Directive: Return the count of lines that mention "JSON", with no other words.

Records shown:

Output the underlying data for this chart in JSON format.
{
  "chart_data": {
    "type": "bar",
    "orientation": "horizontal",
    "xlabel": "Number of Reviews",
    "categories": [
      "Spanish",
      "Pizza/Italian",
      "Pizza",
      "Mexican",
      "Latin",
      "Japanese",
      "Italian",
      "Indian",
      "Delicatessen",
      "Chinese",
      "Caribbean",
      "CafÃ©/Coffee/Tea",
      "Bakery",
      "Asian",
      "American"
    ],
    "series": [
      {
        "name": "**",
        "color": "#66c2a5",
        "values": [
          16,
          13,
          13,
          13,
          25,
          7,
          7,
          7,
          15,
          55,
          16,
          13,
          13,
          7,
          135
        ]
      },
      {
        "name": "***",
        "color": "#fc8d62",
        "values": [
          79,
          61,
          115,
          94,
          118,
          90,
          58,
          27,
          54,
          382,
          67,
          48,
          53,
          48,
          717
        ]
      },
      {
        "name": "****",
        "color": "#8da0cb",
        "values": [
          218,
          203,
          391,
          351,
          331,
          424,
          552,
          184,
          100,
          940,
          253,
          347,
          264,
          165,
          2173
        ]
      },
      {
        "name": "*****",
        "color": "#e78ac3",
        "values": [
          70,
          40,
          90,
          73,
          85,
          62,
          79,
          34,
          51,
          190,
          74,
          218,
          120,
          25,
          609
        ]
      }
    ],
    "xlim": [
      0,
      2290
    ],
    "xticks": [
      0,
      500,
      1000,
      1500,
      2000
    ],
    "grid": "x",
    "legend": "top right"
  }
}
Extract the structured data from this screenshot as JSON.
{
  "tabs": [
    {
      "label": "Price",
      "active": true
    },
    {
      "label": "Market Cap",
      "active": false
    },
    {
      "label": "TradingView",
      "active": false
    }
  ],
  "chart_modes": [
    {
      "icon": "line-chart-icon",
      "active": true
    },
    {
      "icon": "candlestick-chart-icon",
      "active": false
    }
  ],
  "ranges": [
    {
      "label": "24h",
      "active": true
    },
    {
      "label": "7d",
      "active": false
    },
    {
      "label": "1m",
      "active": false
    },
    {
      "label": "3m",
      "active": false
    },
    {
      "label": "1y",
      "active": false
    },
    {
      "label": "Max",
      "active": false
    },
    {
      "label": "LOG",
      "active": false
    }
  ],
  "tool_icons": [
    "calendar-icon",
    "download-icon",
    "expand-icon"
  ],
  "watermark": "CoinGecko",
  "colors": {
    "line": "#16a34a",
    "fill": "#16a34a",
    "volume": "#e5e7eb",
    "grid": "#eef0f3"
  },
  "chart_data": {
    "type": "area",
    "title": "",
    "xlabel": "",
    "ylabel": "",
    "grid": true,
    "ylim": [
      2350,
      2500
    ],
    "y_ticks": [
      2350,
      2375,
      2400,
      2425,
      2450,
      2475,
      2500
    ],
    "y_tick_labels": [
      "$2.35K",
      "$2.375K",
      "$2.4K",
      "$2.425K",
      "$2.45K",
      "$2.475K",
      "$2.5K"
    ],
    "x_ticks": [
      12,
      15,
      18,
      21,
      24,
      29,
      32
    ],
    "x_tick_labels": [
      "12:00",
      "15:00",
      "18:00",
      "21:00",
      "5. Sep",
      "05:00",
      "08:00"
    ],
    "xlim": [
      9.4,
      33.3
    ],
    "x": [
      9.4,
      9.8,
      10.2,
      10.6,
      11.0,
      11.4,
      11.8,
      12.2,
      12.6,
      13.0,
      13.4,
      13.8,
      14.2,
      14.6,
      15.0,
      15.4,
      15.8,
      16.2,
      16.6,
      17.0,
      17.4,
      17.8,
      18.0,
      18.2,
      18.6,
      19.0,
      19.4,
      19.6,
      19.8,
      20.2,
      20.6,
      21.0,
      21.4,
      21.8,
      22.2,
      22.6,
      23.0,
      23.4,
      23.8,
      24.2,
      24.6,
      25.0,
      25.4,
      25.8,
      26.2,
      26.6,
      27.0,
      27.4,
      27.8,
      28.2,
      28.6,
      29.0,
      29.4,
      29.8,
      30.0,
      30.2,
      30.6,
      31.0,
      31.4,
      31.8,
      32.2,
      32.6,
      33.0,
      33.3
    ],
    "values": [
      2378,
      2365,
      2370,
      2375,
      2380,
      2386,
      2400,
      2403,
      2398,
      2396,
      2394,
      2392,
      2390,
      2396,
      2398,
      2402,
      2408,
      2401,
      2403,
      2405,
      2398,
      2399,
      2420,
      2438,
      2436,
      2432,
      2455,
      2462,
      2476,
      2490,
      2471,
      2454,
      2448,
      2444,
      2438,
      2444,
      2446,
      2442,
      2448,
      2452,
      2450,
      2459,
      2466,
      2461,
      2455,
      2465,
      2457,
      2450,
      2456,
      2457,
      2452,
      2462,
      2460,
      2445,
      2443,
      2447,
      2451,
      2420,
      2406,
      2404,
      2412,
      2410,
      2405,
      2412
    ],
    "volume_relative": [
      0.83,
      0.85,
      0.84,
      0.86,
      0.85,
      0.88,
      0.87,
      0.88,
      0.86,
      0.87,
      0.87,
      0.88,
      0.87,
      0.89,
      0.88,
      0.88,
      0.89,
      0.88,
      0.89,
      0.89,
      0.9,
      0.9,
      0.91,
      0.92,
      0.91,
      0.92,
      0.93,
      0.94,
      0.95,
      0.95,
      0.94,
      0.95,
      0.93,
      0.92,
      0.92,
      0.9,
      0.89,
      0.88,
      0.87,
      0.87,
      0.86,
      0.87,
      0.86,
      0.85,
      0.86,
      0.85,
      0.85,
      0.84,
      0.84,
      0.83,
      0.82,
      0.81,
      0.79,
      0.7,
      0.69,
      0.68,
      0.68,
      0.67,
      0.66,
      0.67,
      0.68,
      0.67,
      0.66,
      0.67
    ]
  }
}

Exercise answer: 2